====== Data supplied ======
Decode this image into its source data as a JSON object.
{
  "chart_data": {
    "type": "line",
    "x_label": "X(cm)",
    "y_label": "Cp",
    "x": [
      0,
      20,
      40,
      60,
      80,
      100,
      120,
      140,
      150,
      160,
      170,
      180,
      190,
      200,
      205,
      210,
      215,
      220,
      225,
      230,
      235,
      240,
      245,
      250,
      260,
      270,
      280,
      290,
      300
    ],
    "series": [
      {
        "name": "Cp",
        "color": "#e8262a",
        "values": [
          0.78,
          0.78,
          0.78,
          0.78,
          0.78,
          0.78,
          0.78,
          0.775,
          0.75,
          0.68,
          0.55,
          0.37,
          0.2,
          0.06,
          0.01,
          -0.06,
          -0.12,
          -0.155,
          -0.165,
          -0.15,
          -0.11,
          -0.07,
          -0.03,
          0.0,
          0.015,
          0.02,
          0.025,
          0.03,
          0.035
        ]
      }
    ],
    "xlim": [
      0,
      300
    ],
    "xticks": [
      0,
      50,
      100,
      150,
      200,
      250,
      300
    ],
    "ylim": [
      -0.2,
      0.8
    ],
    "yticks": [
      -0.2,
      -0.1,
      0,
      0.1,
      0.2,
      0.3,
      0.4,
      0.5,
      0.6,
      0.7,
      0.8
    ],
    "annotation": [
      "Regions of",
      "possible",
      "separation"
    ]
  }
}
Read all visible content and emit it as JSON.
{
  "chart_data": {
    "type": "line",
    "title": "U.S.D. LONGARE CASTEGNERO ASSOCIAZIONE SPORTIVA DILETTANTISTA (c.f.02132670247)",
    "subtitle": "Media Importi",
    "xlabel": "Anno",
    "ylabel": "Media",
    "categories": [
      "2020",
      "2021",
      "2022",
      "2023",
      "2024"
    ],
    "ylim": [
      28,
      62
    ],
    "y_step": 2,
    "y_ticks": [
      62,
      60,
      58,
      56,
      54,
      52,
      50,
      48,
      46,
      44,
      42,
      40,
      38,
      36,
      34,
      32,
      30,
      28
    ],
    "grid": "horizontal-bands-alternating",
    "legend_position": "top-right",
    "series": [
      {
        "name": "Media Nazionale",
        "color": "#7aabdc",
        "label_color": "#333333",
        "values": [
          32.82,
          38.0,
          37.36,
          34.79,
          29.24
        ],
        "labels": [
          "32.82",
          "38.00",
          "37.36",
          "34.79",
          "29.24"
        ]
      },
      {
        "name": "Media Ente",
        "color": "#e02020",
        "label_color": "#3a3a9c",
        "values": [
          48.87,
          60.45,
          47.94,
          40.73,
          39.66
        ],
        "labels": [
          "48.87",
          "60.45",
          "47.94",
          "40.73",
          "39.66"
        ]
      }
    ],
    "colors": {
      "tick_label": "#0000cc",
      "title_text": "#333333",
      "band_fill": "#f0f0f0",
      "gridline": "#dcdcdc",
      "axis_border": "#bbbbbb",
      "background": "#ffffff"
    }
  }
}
======
--- Exercise directions ---
Take the listing above and write it out again exactly.

--- Full output ---
Decode this image into its source data as a JSON object.
{
  "chart_data": {
    "type": "line",
    "x_label": "X(cm)",
    "y_label": "Cp",
    "x": [
      0,
      20,
      40,
      60,
      80,
      100,
      120,
      140,
      150,
      160,
      170,
      180,
      190,
      200,
      205,
      210,
      215,
      220,
      225,
      230,
      235,
      240,
      245,
      250,
      260,
      270,
      280,
      290,
      300
    ],
    "series": [
      {
        "name": "Cp",
        "color": "#e8262a",
        "values": [
          0.78,
          0.78,
          0.78,
          0.78,
          0.78,
          0.78,
          0.78,
          0.775,
          0.75,
          0.68,
          0.55,
          0.37,
          0.2,
          0.06,
          0.01,
          -0.06,
          -0.12,
          -0.155,
          -0.165,
          -0.15,
          -0.11,
          -0.07,
          -0.03,
          0.0,
          0.015,
          0.02,
          0.025,
          0.03,
          0.035
        ]
      }
    ],
    "xlim": [
      0,
      300
    ],
    "xticks": [
      0,
      50,
      100,
      150,
      200,
      250,
      300
    ],
    "ylim": [
      -0.2,
      0.8
    ],
    "yticks": [
      -0.2,
      -0.1,
      0,
      0.1,
      0.2,
      0.3,
      0.4,
      0.5,
      0.6,
      0.7,
      0.8
    ],
    "annotation": [
      "Regions of",
      "possible",
      "separation"
    ]
  }
}
Read all visible content and emit it as JSON.
{
  "chart_data": {
    "type": "line",
    "title": "U.S.D. LONGARE CASTEGNERO ASSOCIAZIONE SPORTIVA DILETTANTISTA (c.f.02132670247)",
    "subtitle": "Media Importi",
    "xlabel": "Anno",
    "ylabel": "Media",
    "categories": [
      "2020",
      "2021",
      "2022",
      "2023",
      "2024"
    ],
    "ylim": [
      28,
      62
    ],
    "y_step": 2,
    "y_ticks": [
      62,
      60,
      58,
      56,
      54,
      52,
      50,
      48,
      46,
      44,
      42,
      40,
      38,
      36,
      34,
      32,
      30,
      28
    ],
    "grid": "horizontal-bands-alternating",
    "legend_position": "top-right",
    "series": [
      {
        "name": "Media Nazionale",
        "color": "#7aabdc",
        "label_color": "#333333",
        "values": [
          32.82,
          38.0,
          37.36,
          34.79,
          29.24
        ],
        "labels": [
          "32.82",
          "38.00",
          "37.36",
          "34.79",
          "29.24"
        ]
      },
      {
        "name": "Media Ente",
        "color": "#e02020",
        "label_color": "#3a3a9c",
        "values": [
          48.87,
          60.45,
          47.94,
          40.73,
          39.66
        ],
        "labels": [
          "48.87",
          "60.45",
          "47.94",
          "40.73",
          "39.66"
        ]
      }
    ],
    "colors": {
      "tick_label": "#0000cc",
      "title_text": "#333333",
      "band_fill": "#f0f0f0",
      "gridline": "#dcdcdc",
      "axis_border": "#bbbbbb",
      "background": "#ffffff"
    }
  }
}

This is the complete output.